**Written task 1**
In the rows, update every line from the one containing "most 100 elements." through the one containing "y-axis-label: 2618.26 xyxy=(844,256,888,270)", inclusive, by replacing "macd-hist-bar" with "macd-histogram-bar" and changing nothing else. Return only those lines.

──────── Text ────────

Some things I wanted to experiment with:
- Continuations like Scheme
- Basic data structures of vector and dict. (Tried Javascript numbers, but I prefer the int/long/float split for now.)
- Macros as functions that don't evaluate their parameters. (Turns out if the syntax is good enough, we don't need macros.)
I don't expect Pyli to be actually useful, except as an academic exercise for myself.
Philosophy
The overarching philosophy of Pyli is to give the programmer as much power as possible without making their task very difficult.
Some of the hardest programming tasks I've had to face are asynchronous programming and threading, so a lot of thought is going into that topic.
I want to provide a complete set of tools to allow the programmer to be productive from day one. These tools are not IDEs and such, but a complete set of useful libraries.
I want a simple syntax that can be easily remembered, yet not so simple that you have to fight with it to say anything useful.
I want to have the language take care of all the hard bits--performance, optimizing, etc... and leave the programmer to do the thinking of the interesting bits.

──────── Data provided ────────

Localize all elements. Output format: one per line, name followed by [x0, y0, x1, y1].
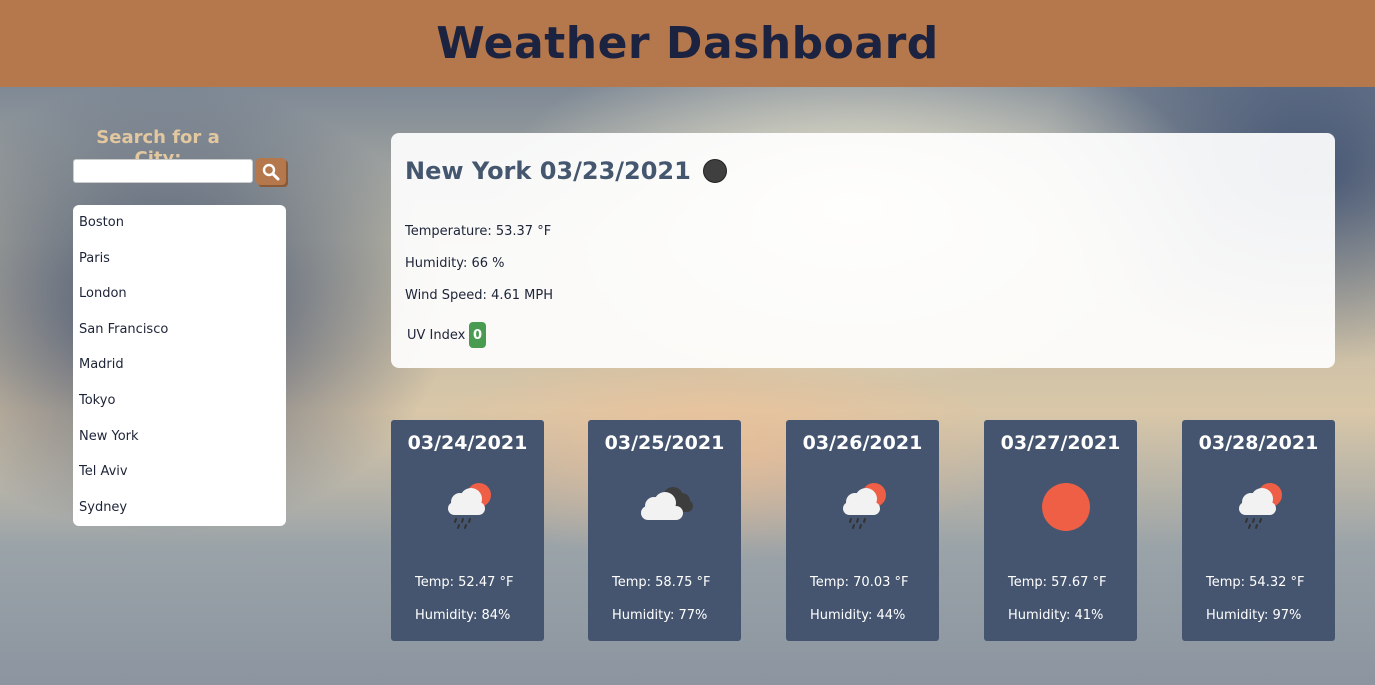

────────
──────── Data provided ────────

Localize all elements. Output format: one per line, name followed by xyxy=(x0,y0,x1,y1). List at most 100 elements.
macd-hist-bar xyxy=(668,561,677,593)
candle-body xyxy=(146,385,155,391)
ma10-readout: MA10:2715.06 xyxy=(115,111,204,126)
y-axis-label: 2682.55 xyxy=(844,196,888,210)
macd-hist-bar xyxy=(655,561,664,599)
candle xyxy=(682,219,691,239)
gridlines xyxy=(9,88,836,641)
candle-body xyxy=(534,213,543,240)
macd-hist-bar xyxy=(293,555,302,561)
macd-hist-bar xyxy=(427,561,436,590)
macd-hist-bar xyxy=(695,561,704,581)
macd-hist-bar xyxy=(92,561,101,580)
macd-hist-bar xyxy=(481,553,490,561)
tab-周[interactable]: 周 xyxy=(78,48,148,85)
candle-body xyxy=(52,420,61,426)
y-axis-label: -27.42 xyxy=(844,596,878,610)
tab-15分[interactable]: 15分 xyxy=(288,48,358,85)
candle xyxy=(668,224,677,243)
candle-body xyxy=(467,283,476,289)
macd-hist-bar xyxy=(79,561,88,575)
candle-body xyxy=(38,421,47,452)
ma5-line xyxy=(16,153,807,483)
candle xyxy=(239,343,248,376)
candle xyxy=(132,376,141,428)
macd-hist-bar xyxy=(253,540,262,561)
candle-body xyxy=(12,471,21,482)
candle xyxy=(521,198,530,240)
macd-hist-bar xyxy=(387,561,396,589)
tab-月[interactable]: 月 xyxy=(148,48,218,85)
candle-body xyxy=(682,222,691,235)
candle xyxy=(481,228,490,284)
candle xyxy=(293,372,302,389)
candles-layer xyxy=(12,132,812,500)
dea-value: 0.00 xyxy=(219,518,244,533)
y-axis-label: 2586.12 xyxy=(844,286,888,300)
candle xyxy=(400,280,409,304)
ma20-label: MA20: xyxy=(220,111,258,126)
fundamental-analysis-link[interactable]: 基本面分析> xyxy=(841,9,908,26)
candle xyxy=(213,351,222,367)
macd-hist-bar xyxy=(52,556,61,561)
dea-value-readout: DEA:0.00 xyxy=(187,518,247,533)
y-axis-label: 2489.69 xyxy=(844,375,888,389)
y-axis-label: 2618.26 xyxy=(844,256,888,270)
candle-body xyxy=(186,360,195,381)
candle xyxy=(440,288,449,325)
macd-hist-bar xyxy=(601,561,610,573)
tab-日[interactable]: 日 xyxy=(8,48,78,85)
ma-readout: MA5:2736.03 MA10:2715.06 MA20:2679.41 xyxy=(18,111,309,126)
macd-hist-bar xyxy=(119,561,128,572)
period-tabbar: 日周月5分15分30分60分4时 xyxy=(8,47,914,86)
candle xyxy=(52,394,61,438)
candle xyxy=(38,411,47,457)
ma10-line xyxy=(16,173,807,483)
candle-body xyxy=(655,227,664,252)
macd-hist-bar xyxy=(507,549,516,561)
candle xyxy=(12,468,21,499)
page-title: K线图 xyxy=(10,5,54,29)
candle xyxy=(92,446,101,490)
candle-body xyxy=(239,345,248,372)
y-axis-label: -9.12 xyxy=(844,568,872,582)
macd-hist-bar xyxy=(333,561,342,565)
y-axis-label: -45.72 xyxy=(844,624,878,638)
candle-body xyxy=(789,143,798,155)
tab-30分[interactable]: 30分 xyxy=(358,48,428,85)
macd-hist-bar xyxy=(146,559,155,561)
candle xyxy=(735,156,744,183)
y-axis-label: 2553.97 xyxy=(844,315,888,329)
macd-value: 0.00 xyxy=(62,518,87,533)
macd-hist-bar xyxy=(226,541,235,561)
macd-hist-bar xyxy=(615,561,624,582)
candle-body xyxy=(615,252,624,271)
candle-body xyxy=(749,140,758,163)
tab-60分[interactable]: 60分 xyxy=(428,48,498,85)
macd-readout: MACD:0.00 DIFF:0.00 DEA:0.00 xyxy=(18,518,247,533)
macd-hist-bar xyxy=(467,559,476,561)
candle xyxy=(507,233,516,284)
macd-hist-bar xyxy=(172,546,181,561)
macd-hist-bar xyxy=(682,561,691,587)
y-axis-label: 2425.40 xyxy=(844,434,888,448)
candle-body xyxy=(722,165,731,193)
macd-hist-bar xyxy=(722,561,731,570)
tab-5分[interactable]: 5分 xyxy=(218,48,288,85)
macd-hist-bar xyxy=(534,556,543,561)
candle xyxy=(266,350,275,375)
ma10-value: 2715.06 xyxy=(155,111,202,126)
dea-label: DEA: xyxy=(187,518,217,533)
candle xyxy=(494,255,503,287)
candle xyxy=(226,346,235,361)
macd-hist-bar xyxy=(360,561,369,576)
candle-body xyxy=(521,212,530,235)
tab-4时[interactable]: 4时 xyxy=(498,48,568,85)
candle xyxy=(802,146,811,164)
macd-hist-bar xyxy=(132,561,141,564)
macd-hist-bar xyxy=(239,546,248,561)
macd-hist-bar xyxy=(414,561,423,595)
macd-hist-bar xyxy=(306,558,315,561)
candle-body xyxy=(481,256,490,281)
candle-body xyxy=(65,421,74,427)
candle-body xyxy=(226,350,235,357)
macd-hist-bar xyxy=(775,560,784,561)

────────

**Written task 2**
In the Pyli text, what number setup is preferred over Javascript numbers?

**Expected output 1**
Localize all elements. Output format: one per line, name followed by xyxy=(x0,y0,x1,y1). List at most 100 elements.
macd-histogram-bar xyxy=(668,561,677,593)
candle-body xyxy=(146,385,155,391)
ma10-readout: MA10:2715.06 xyxy=(115,111,204,126)
y-axis-label: 2682.55 xyxy=(844,196,888,210)
macd-histogram-bar xyxy=(655,561,664,599)
candle xyxy=(682,219,691,239)
gridlines xyxy=(9,88,836,641)
candle-body xyxy=(534,213,543,240)
macd-histogram-bar xyxy=(293,555,302,561)
macd-histogram-bar xyxy=(427,561,436,590)
macd-histogram-bar xyxy=(695,561,704,581)
macd-histogram-bar xyxy=(92,561,101,580)
macd-histogram-bar xyxy=(481,553,490,561)
tab-周[interactable]: 周 xyxy=(78,48,148,85)
candle-body xyxy=(52,420,61,426)
y-axis-label: -27.42 xyxy=(844,596,878,610)
tab-15分[interactable]: 15分 xyxy=(288,48,358,85)
candle xyxy=(668,224,677,243)
candle-body xyxy=(467,283,476,289)
macd-histogram-bar xyxy=(79,561,88,575)
candle-body xyxy=(38,421,47,452)
ma5-line xyxy=(16,153,807,483)
candle xyxy=(239,343,248,376)
candle xyxy=(132,376,141,428)
macd-histogram-bar xyxy=(253,540,262,561)
candle-body xyxy=(12,471,21,482)
candle xyxy=(521,198,530,240)
macd-histogram-bar xyxy=(387,561,396,589)
tab-月[interactable]: 月 xyxy=(148,48,218,85)
candle-body xyxy=(682,222,691,235)
candle xyxy=(481,228,490,284)
candle xyxy=(293,372,302,389)
candles-layer xyxy=(12,132,812,500)
dea-value: 0.00 xyxy=(219,518,244,533)
y-axis-label: 2586.12 xyxy=(844,286,888,300)
candle xyxy=(400,280,409,304)
ma20-label: MA20: xyxy=(220,111,258,126)
fundamental-analysis-link[interactable]: 基本面分析> xyxy=(841,9,908,26)
candle xyxy=(213,351,222,367)
macd-histogram-bar xyxy=(52,556,61,561)
dea-value-readout: DEA:0.00 xyxy=(187,518,247,533)
y-axis-label: 2489.69 xyxy=(844,375,888,389)
y-axis-label: 2618.26 xyxy=(844,256,888,270)

**Expected output 2**
The int/long/float split.